__COMPITO ASSEGNATO__.
Riscrivi le righe dei dati che iniziano con quella contenente "Annotate this image: name" e terminano con quella contenente "text: 0.28333 bbox=[552, 78, 623, 90]", comprese entrambe. Sostituisci "candlestick" con "candela", non cambiare nient'altro e lascia fuori le immagini.

__DATI DA ELABORARE__.
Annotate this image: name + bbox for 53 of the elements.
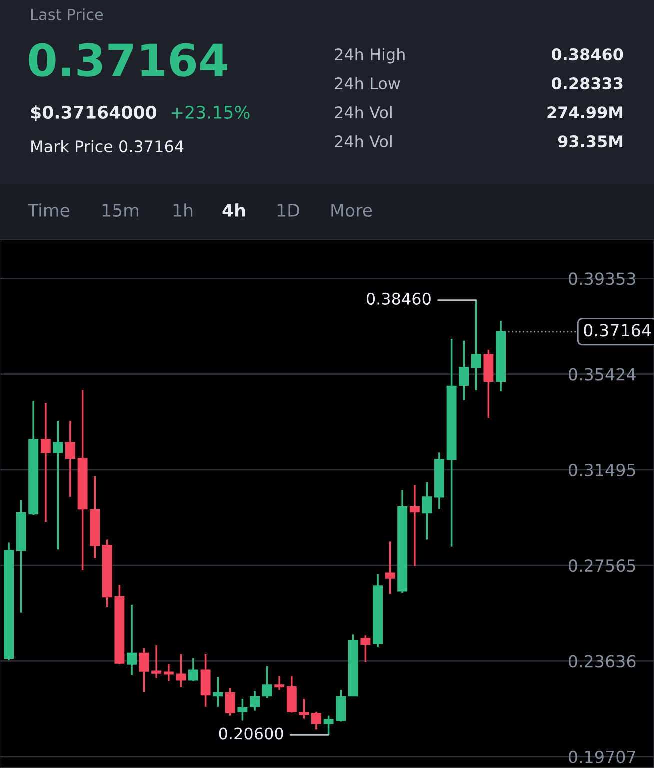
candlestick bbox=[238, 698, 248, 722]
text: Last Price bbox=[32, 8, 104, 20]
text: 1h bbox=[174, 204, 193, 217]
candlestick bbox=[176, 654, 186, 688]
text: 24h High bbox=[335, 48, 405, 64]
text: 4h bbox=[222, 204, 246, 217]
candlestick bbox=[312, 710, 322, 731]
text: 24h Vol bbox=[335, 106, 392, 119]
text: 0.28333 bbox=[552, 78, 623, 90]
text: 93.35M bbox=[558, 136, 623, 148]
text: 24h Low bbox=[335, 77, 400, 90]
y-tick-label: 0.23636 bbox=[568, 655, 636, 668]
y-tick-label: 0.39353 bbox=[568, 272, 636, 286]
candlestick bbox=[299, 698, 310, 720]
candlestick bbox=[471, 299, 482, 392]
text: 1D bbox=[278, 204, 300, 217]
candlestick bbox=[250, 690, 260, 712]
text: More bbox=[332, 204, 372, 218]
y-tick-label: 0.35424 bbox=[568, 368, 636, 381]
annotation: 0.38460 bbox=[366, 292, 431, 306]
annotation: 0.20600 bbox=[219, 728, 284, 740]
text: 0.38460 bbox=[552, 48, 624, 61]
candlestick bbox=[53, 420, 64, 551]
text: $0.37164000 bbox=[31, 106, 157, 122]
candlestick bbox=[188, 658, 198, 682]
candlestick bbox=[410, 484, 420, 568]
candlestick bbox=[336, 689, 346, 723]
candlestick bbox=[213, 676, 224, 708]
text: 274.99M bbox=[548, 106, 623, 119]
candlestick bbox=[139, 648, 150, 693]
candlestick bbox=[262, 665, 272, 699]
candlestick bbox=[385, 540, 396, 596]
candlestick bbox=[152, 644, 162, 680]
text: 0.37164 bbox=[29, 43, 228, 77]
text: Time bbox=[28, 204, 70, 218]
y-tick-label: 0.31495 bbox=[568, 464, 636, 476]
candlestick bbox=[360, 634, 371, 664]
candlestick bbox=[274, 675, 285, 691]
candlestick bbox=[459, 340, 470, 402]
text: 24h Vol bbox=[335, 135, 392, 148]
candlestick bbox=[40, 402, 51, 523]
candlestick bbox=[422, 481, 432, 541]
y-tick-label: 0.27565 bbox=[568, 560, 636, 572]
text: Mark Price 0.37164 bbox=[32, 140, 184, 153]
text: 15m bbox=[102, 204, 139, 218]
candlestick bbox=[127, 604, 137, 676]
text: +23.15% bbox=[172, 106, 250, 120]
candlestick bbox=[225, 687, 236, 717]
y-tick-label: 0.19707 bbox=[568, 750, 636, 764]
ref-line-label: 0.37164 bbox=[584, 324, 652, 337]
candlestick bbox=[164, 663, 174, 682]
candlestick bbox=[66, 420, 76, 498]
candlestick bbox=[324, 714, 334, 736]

...

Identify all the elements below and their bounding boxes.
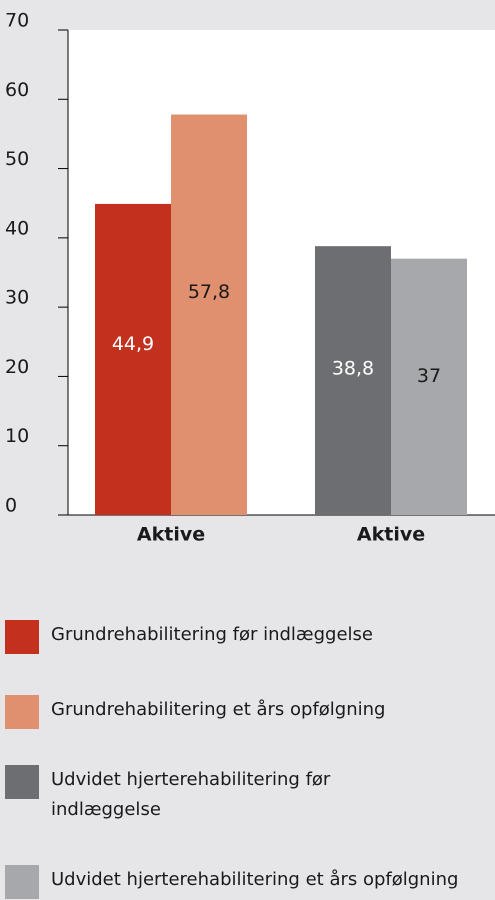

---

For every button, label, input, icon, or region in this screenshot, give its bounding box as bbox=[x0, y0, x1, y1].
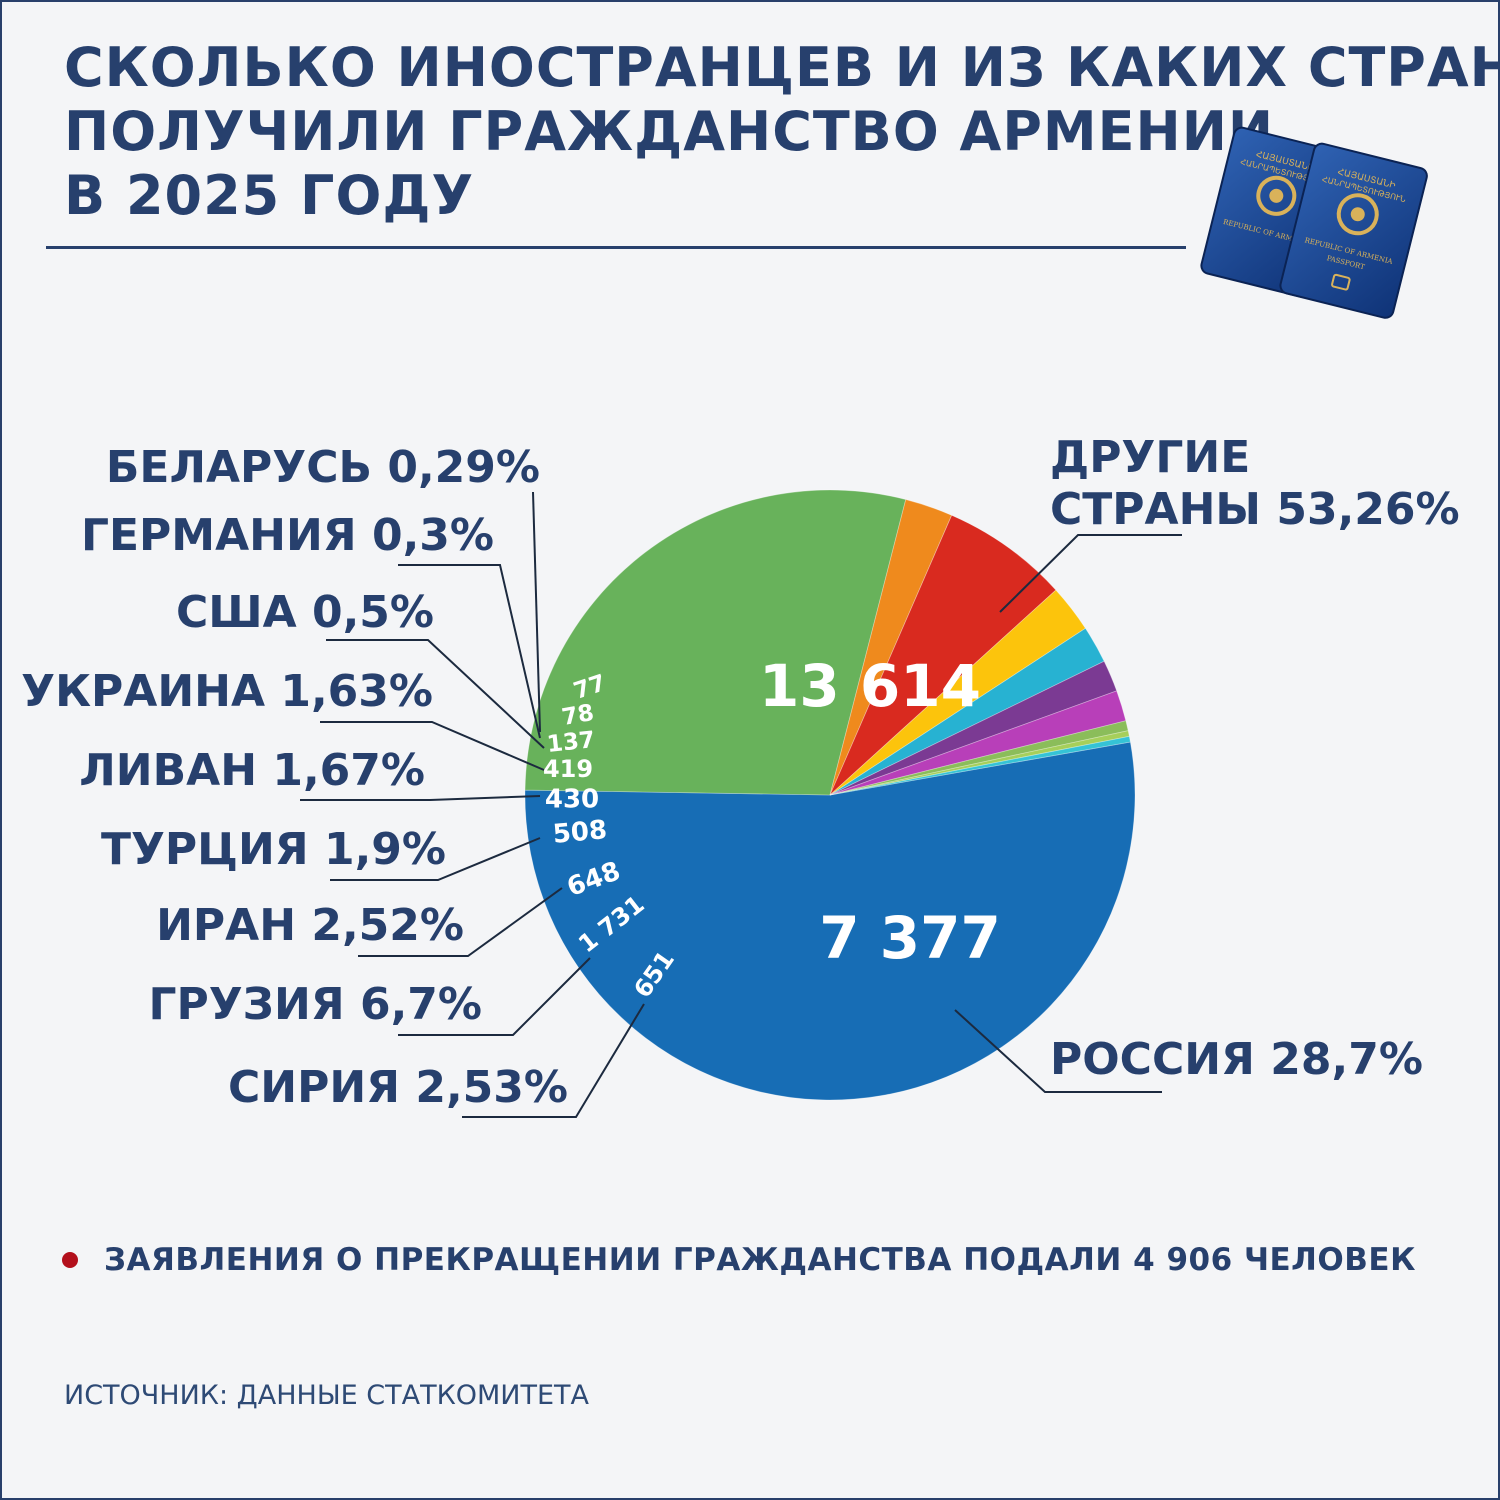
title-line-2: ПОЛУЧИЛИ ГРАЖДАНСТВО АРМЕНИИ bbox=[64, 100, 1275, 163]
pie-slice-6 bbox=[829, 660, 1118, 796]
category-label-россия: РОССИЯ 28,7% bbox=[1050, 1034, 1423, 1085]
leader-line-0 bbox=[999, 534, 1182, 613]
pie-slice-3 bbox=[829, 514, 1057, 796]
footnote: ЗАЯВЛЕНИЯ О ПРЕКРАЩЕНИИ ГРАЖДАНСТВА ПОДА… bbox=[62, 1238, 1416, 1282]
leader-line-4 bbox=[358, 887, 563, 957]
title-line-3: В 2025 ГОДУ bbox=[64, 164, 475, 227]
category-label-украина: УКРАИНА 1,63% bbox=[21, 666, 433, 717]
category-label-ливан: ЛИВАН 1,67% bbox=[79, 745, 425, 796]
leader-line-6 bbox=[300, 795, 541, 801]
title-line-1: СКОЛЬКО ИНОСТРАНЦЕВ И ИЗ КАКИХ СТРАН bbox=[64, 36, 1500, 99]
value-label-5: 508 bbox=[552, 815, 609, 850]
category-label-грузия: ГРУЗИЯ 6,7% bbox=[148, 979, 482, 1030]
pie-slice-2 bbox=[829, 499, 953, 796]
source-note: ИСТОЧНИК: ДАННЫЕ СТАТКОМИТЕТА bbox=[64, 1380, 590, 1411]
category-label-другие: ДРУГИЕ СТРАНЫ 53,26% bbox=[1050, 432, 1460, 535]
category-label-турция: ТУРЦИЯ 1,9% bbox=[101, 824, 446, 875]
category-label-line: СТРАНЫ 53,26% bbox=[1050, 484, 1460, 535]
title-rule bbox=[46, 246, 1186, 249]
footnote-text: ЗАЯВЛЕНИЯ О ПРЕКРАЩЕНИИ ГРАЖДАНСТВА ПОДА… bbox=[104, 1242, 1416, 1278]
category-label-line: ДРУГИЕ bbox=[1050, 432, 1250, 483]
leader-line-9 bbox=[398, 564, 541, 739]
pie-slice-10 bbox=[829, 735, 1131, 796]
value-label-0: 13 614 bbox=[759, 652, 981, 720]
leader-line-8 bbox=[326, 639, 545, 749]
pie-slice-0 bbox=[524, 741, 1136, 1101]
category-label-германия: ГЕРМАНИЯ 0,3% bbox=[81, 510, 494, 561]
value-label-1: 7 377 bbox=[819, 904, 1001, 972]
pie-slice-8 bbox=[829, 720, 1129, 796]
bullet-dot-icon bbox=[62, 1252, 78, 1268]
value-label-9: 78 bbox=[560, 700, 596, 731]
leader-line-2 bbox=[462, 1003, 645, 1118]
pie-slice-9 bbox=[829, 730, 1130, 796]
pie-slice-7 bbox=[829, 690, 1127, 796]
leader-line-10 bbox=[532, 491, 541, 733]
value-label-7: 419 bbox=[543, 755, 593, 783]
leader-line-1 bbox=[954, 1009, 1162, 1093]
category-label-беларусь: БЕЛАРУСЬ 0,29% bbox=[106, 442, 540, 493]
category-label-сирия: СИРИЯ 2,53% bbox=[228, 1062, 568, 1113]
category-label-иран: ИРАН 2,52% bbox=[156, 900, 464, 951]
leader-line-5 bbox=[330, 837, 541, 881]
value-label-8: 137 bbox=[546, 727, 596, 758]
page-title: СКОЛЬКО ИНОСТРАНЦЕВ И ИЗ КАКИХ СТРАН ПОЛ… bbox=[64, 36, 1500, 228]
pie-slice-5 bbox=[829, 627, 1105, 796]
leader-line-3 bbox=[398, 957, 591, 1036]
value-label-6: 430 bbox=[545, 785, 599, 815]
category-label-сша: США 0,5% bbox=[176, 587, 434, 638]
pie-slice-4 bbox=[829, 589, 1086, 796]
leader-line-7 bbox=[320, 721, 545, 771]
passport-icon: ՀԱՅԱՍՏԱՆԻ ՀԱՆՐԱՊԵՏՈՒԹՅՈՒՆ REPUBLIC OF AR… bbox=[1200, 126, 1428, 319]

__RISULTATO DEL COMPITO__.
Annotate this image: name + bbox for 53 of the elements.
candela bbox=[238, 698, 248, 722]
text: Last Price bbox=[32, 8, 104, 20]
text: 1h bbox=[174, 204, 193, 217]
candela bbox=[176, 654, 186, 688]
text: 24h High bbox=[335, 48, 405, 64]
text: 4h bbox=[222, 204, 246, 217]
candela bbox=[312, 710, 322, 731]
text: 24h Vol bbox=[335, 106, 392, 119]
text: 0.28333 bbox=[552, 78, 623, 90]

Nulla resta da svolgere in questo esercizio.